=== Aim of the task ===
All lines in which the word "polo" occurs are to be extracted.
··· Entries shown ···
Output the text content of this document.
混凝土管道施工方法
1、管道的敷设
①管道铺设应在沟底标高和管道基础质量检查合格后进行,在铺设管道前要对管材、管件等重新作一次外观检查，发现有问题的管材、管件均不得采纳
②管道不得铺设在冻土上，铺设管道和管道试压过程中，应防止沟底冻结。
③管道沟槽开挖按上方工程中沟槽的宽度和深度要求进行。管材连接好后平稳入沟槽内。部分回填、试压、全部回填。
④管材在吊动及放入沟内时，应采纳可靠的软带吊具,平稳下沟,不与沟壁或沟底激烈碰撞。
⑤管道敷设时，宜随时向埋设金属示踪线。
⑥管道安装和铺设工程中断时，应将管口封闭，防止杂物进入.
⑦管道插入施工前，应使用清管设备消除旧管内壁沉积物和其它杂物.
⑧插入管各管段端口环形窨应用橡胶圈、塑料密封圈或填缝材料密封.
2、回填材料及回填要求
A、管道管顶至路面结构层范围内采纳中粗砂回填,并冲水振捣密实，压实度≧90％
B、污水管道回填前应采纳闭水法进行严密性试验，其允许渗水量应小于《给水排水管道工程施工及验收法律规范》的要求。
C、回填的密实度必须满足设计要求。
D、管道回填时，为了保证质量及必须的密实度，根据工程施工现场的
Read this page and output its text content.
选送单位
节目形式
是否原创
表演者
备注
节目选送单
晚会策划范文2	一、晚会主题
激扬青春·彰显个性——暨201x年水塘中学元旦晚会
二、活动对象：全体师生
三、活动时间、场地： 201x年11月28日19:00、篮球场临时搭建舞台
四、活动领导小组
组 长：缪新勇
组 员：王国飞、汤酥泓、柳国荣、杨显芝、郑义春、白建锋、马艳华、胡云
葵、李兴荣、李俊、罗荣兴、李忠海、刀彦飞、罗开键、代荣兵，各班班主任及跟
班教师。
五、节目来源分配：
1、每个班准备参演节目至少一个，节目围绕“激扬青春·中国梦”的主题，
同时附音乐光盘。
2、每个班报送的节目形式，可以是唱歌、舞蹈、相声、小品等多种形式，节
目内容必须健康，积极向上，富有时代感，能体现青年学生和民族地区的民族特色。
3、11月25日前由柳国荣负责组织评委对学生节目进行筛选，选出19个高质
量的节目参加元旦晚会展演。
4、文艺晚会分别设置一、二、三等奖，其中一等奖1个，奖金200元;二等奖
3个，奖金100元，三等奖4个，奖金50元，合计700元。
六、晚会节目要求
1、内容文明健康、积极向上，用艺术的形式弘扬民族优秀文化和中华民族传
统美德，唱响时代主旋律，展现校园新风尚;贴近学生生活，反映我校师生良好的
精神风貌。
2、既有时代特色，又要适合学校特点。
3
···
··· Entries shown ···
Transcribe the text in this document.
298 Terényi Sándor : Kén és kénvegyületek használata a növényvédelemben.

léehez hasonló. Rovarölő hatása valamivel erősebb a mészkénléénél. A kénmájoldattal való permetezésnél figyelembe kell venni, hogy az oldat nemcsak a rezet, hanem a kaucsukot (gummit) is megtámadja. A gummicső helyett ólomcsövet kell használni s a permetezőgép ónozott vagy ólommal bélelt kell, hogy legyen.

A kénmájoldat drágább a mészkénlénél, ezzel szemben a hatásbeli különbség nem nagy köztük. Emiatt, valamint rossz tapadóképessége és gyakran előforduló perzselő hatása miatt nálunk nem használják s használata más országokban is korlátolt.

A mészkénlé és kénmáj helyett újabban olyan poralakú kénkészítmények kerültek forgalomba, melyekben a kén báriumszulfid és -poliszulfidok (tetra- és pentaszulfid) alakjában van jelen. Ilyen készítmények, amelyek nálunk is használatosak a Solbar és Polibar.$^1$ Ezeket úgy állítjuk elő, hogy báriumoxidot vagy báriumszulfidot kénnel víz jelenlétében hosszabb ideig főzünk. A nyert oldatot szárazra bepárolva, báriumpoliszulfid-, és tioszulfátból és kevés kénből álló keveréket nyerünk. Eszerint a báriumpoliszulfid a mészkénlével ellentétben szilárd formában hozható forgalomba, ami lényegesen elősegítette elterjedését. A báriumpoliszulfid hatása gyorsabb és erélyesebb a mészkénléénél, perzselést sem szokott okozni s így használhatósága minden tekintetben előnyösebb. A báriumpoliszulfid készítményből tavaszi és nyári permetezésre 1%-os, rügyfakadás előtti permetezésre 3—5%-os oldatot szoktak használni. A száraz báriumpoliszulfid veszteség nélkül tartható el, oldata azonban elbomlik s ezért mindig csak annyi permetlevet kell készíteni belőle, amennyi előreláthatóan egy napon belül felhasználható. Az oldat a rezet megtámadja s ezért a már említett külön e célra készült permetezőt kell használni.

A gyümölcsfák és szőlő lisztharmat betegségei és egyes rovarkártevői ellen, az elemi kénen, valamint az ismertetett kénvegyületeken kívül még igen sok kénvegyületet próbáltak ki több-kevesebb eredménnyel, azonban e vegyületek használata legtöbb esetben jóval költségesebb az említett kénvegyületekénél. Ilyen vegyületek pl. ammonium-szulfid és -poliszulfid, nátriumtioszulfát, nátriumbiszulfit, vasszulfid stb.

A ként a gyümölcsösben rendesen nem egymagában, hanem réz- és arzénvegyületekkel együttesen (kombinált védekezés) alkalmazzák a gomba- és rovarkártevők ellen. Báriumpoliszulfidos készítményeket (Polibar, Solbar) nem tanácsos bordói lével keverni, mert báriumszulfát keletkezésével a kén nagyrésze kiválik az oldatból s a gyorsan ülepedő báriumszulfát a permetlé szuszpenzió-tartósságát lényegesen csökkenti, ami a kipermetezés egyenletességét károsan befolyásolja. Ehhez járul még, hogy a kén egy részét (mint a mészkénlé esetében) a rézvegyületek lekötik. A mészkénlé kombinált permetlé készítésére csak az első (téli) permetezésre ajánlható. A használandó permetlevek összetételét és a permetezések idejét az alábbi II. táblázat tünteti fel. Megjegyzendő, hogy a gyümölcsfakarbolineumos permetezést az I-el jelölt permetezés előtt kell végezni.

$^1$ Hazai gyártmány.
···
··· Entries shown ···
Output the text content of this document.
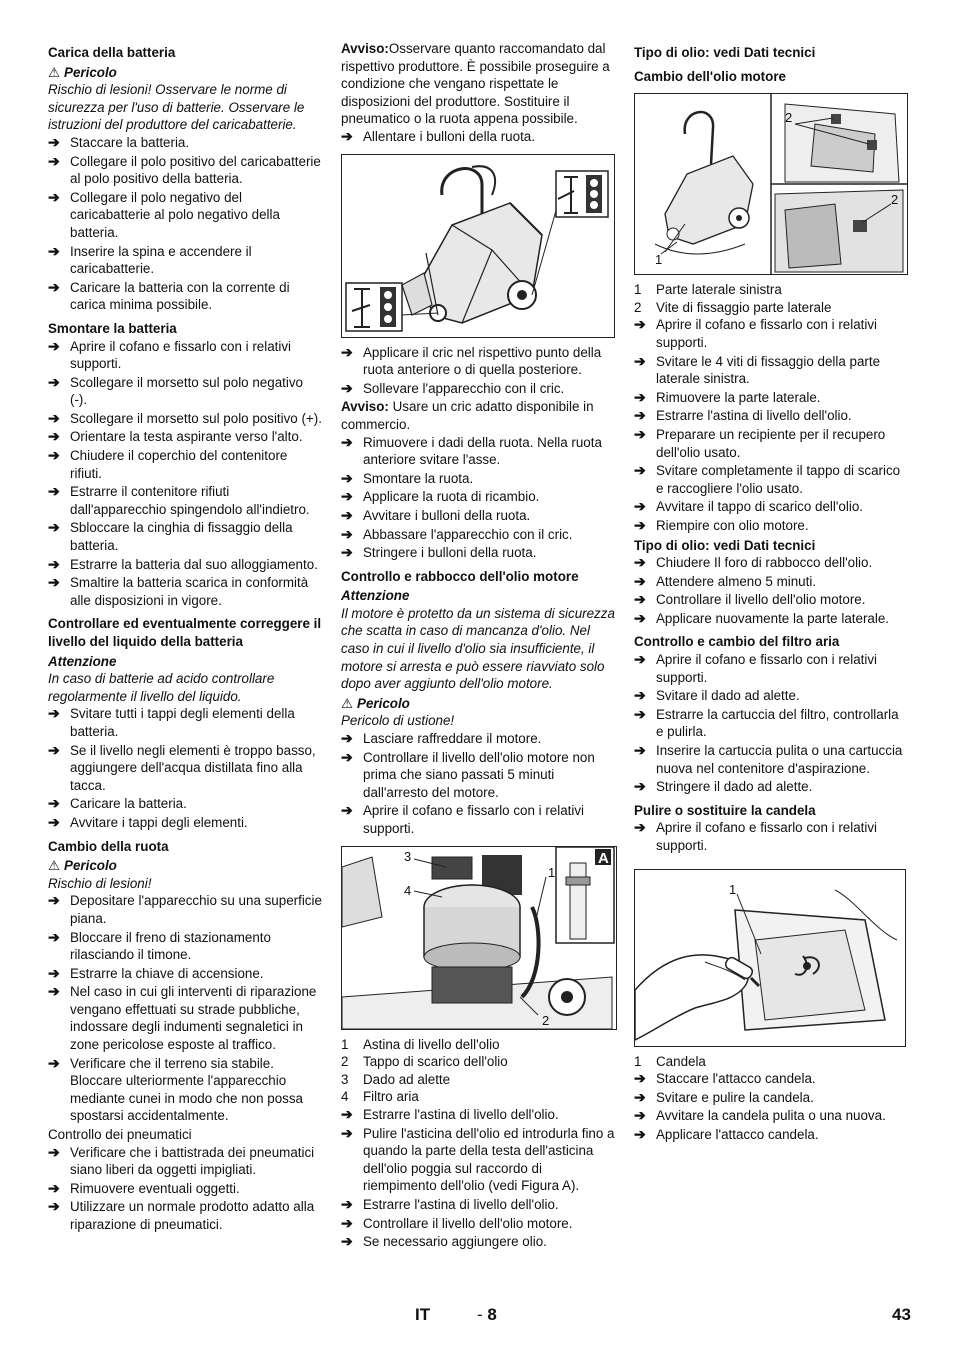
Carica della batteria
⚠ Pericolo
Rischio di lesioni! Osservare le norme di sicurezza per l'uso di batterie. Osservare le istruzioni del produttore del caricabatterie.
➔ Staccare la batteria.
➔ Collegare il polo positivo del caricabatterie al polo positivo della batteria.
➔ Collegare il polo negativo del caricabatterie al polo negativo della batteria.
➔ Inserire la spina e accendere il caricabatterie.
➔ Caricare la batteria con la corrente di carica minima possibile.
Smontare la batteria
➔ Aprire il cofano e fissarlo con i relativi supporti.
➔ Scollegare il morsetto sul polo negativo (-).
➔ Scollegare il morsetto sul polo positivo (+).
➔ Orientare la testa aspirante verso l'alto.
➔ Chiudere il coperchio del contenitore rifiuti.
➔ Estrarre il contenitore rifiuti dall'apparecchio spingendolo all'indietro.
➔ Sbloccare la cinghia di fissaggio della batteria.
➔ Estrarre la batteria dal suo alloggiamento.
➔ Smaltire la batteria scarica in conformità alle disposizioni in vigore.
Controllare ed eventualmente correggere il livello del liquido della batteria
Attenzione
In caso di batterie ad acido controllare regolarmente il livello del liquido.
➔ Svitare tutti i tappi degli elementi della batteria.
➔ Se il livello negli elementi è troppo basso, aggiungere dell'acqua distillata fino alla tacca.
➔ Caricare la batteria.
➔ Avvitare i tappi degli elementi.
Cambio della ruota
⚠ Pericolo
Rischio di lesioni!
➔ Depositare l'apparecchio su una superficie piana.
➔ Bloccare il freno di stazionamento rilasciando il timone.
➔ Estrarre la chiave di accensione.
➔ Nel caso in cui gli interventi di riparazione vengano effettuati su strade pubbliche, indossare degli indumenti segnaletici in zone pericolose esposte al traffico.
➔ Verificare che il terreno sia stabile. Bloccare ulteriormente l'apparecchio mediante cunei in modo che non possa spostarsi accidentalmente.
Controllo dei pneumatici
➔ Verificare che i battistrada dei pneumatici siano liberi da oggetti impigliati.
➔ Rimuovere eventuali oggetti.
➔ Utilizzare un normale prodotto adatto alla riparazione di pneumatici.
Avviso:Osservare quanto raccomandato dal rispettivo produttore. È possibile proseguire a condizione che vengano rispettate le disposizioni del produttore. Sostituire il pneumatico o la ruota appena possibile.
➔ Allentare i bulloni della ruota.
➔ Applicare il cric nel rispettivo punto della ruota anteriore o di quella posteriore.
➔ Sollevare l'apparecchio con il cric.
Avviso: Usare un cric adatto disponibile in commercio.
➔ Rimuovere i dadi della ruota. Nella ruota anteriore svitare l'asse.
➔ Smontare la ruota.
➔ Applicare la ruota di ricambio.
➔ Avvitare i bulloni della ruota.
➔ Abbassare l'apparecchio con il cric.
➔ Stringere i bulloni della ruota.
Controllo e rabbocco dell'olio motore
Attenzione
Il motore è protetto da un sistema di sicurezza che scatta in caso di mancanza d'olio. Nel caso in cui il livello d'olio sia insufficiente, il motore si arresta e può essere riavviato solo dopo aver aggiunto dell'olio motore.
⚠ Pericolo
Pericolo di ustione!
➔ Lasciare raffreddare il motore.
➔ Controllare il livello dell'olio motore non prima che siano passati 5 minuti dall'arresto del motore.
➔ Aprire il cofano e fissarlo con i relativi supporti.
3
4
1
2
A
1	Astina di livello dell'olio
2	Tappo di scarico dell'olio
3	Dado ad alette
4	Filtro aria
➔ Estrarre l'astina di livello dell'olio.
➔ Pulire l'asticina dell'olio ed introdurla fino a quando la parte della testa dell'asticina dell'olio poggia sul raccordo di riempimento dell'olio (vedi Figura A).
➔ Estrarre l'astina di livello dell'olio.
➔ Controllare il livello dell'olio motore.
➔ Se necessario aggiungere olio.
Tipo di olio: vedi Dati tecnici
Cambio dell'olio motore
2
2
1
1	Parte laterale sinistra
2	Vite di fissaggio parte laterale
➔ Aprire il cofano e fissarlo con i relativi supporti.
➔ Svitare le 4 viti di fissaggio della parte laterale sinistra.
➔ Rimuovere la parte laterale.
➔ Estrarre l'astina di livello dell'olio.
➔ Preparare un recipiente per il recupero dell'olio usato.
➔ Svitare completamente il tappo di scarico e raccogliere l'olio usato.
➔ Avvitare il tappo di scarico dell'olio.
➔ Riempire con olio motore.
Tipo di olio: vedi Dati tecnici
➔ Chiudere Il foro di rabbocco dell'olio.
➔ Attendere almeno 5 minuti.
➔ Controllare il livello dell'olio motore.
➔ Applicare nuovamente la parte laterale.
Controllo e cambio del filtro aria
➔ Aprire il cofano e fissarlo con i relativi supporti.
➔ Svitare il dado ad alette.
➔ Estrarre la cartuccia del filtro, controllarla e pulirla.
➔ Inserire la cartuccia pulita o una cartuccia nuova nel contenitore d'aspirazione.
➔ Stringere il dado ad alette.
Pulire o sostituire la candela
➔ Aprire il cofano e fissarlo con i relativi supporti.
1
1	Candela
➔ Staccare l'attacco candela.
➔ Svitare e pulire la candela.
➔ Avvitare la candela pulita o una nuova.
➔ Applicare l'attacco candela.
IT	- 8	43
···
=== Answer ===
➔ Collegare il polo positivo del caricabatterie al polo positivo della batteria.
➔ Collegare il polo negativo del caricabatterie al polo negativo della batteria.
➔ Scollegare il morsetto sul polo negativo (-).
➔ Scollegare il morsetto sul polo positivo (+).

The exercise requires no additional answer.